# Your task
Your task is to transcribe the records exactly, skipping every image.

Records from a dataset
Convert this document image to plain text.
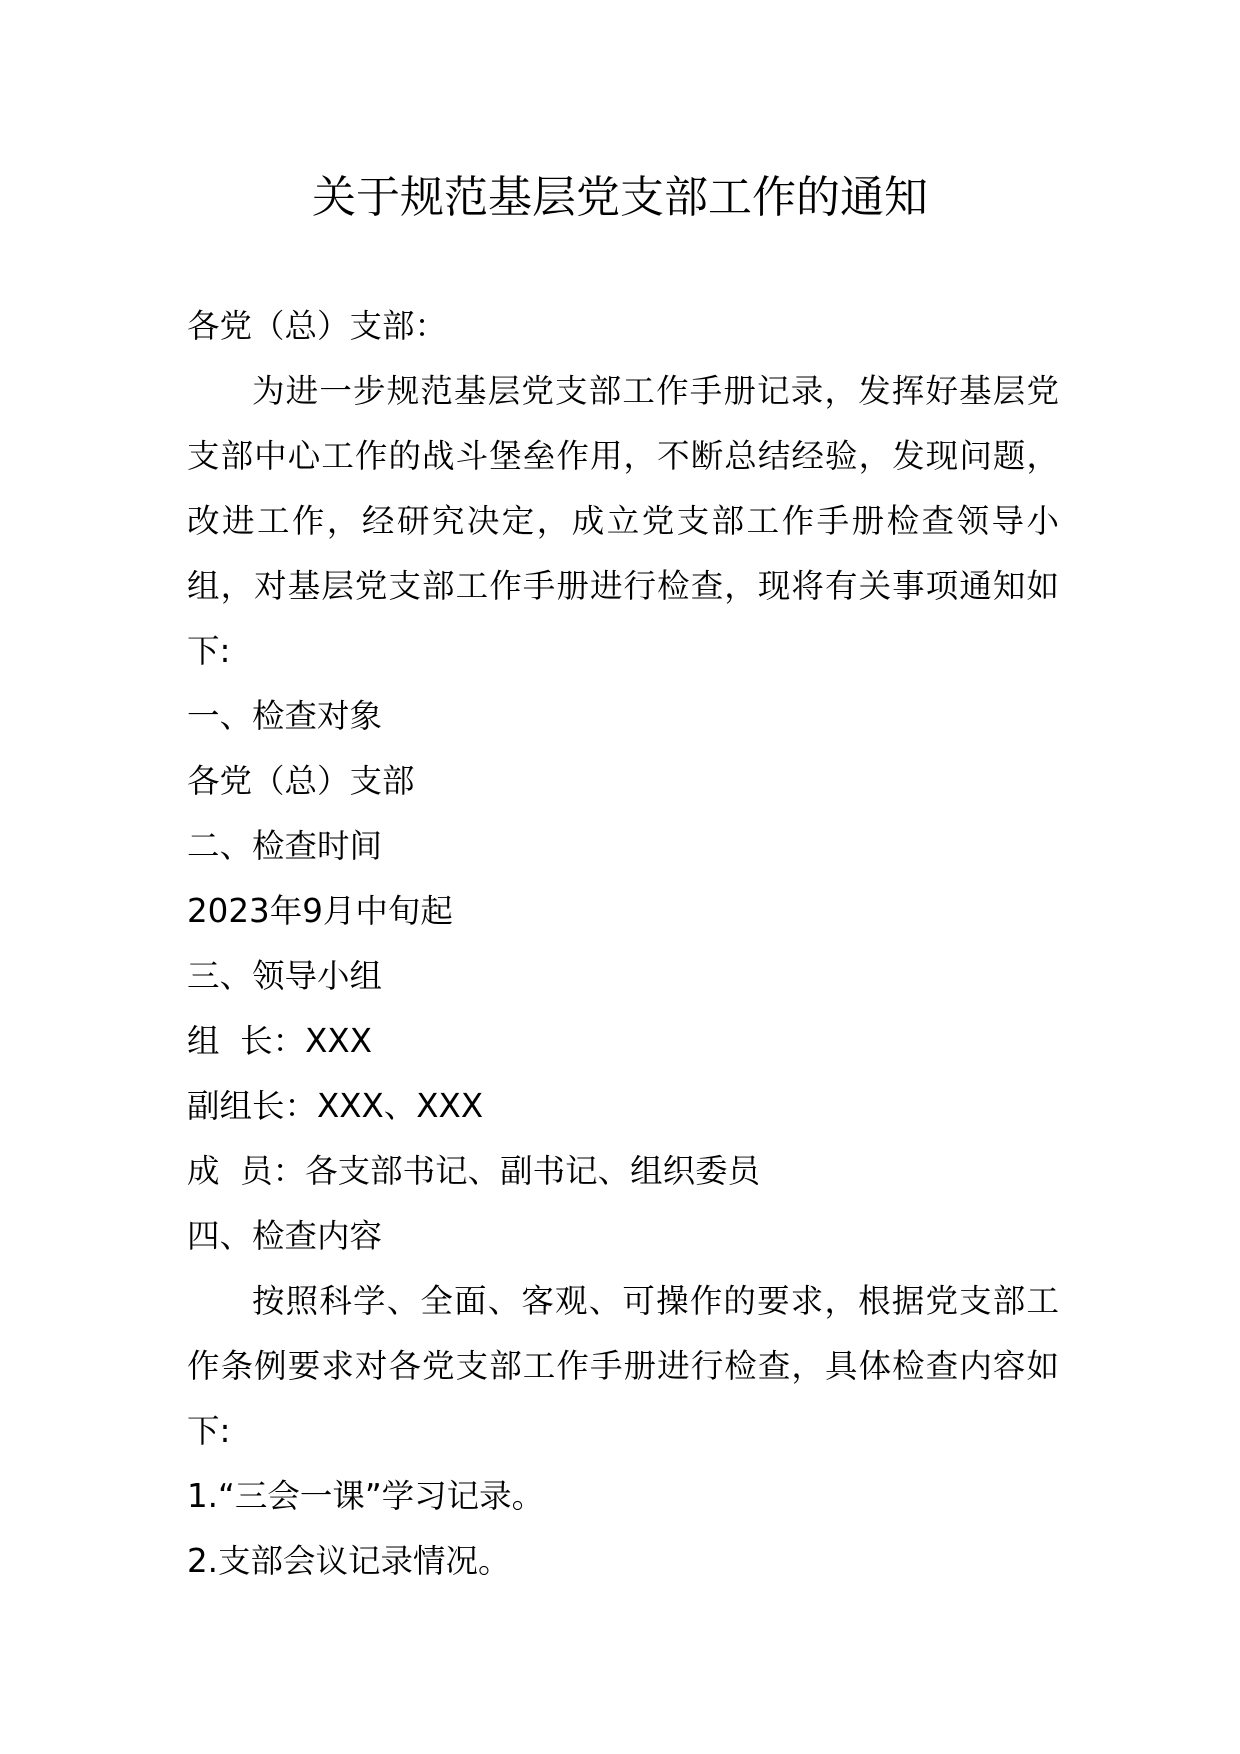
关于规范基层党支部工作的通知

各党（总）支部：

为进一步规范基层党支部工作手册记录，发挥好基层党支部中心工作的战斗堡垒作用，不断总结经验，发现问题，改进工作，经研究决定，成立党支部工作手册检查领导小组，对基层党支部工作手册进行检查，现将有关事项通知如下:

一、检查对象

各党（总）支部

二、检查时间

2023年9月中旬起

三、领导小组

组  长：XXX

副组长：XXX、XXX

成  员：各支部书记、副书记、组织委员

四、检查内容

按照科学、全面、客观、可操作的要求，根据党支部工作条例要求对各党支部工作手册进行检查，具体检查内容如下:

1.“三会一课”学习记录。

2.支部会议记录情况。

# Output for this task
Convert this document image to plain text.
关于规范基层党支部工作的通知

各党（总）支部：

为进一步规范基层党支部工作手册记录，发挥好基层党支部中心工作的战斗堡垒作用，不断总结经验，发现问题，改进工作，经研究决定，成立党支部工作手册检查领导小组，对基层党支部工作手册进行检查，现将有关事项通知如下:

一、检查对象

各党（总）支部

二、检查时间

2023年9月中旬起

三、领导小组

组  长：XXX

副组长：XXX、XXX

成  员：各支部书记、副书记、组织委员

四、检查内容

按照科学、全面、客观、可操作的要求，根据党支部工作条例要求对各党支部工作手册进行检查，具体检查内容如下:

1.“三会一课”学习记录。

2.支部会议记录情况。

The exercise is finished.